● **To do**: Find the lines below that contain the string "point". Copy each one.

● **Records for this task**:
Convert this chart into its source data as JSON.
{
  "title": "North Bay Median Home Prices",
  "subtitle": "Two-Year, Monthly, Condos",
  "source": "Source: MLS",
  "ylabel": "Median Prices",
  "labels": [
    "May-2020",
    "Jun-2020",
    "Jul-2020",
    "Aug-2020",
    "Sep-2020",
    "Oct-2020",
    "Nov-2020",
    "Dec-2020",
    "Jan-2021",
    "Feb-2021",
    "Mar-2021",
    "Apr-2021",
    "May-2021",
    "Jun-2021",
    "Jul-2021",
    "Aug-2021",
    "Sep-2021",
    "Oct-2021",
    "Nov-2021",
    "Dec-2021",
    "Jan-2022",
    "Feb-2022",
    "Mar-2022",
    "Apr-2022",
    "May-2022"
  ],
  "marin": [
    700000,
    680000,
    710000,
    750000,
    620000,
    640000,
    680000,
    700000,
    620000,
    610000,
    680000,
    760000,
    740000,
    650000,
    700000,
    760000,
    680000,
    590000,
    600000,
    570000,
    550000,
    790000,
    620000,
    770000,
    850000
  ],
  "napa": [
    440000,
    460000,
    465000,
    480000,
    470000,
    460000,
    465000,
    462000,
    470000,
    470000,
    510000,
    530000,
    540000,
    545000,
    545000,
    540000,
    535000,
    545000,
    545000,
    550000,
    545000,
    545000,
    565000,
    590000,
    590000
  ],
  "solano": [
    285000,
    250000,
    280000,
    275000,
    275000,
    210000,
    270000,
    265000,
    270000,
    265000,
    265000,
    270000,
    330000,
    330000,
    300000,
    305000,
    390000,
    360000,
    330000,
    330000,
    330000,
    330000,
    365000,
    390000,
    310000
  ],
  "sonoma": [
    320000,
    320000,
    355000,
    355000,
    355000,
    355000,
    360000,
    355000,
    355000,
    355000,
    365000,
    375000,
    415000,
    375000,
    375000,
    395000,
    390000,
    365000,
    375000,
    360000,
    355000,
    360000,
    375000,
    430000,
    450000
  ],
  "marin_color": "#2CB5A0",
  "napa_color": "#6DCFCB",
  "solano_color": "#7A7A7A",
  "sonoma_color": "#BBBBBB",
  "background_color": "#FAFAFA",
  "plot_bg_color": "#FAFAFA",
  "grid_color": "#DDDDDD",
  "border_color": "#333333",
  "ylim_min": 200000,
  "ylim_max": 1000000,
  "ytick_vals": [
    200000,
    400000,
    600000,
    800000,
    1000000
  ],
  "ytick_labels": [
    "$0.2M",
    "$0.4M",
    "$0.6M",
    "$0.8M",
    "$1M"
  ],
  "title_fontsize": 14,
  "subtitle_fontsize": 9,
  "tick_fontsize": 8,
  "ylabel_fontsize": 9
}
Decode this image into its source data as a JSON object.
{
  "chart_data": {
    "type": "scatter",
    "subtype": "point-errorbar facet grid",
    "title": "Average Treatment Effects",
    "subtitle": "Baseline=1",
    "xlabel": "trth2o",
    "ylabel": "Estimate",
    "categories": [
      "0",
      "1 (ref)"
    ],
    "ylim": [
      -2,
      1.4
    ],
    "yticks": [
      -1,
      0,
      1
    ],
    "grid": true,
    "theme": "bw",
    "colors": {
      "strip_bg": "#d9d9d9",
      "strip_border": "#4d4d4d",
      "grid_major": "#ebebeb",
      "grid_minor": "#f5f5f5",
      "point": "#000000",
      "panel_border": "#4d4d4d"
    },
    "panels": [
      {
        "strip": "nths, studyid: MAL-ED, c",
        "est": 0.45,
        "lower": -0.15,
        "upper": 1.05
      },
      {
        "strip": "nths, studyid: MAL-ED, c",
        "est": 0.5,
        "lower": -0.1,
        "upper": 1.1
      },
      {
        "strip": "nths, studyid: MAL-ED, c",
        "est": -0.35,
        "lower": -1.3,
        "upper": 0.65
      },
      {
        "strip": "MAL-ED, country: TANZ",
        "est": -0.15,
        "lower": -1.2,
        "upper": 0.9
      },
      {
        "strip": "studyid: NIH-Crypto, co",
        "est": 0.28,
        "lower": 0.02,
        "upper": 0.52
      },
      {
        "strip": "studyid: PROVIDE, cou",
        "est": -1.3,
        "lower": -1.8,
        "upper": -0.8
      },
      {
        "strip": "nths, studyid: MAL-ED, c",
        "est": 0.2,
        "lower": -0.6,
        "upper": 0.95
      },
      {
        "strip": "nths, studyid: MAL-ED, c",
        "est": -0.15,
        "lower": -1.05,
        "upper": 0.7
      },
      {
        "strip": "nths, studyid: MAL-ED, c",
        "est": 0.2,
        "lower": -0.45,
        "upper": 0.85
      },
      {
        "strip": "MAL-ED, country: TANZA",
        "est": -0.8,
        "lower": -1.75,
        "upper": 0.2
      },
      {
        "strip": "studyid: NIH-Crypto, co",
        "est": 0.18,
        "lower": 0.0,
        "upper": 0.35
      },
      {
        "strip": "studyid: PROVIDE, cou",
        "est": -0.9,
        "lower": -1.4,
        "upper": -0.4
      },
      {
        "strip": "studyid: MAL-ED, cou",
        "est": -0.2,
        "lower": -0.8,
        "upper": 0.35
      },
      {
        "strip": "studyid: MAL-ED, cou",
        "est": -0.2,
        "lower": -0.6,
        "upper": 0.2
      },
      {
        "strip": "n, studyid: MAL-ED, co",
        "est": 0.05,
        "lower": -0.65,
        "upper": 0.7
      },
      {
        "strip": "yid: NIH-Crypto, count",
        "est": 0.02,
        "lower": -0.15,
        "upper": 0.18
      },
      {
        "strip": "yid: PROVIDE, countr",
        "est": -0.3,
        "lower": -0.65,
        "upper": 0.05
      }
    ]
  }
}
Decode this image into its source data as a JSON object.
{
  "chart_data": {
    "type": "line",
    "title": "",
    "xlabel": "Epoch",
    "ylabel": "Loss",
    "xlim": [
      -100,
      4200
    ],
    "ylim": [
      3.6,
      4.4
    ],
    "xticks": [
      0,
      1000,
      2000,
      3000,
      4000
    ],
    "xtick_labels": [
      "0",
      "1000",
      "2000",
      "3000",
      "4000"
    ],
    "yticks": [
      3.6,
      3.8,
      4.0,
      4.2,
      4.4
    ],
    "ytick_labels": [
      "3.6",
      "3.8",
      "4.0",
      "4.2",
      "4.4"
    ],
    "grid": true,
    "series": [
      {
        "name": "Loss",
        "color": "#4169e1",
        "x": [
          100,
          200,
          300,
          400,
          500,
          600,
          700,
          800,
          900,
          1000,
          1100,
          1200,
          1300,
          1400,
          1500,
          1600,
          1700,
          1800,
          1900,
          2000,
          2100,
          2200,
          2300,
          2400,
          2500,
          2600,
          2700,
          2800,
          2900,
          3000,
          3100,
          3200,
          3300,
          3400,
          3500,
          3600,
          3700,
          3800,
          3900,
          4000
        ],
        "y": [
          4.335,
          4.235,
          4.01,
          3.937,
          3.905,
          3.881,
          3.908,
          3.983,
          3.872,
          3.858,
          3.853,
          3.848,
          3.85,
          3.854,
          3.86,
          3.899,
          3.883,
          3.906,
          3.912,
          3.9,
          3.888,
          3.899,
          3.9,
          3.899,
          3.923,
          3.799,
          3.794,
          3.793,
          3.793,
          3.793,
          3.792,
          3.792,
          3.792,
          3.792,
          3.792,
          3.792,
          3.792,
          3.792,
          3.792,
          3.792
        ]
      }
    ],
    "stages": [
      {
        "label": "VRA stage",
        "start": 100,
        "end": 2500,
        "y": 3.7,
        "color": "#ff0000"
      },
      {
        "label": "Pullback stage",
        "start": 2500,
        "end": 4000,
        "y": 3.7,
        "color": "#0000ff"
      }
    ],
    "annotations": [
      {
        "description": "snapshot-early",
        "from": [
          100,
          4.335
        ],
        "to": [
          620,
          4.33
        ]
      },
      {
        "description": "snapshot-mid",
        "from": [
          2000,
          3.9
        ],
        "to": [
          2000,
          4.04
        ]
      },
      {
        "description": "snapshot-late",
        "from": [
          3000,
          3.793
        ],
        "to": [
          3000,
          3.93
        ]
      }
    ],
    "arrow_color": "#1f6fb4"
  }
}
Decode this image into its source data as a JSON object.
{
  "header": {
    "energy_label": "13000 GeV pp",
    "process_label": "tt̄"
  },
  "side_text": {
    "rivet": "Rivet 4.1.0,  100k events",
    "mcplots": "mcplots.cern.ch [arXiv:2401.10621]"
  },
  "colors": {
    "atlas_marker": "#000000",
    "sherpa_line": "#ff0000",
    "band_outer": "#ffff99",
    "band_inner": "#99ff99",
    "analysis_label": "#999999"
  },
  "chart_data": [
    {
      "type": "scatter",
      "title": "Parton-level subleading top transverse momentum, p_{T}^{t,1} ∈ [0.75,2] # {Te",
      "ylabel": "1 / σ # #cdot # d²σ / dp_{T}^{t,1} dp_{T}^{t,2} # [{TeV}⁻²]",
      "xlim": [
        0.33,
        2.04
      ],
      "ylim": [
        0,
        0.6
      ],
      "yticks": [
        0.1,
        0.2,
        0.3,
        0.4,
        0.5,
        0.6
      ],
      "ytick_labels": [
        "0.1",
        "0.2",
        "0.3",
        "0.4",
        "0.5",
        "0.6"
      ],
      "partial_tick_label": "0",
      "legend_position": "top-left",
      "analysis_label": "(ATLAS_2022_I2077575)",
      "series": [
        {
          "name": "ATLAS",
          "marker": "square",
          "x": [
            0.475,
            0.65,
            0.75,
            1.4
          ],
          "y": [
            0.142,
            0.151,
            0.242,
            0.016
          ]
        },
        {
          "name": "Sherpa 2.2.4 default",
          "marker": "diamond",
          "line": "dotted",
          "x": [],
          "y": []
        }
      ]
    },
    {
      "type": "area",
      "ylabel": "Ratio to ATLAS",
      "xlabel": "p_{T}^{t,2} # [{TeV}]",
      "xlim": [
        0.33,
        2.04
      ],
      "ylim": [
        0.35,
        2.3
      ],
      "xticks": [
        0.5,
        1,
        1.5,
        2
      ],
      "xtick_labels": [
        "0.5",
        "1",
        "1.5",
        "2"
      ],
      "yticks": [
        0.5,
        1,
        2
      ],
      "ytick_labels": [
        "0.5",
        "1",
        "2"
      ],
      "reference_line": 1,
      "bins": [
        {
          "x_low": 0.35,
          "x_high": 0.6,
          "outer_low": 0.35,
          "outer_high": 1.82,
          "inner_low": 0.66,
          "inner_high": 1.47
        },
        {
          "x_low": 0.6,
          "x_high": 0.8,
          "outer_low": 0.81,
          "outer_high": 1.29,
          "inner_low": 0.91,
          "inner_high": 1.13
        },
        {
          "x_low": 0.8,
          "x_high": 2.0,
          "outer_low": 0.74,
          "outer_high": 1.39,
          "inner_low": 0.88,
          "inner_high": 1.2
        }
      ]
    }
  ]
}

● **Exercise answer**:
    "subtype": "point-errorbar facet grid",
      "point": "#000000",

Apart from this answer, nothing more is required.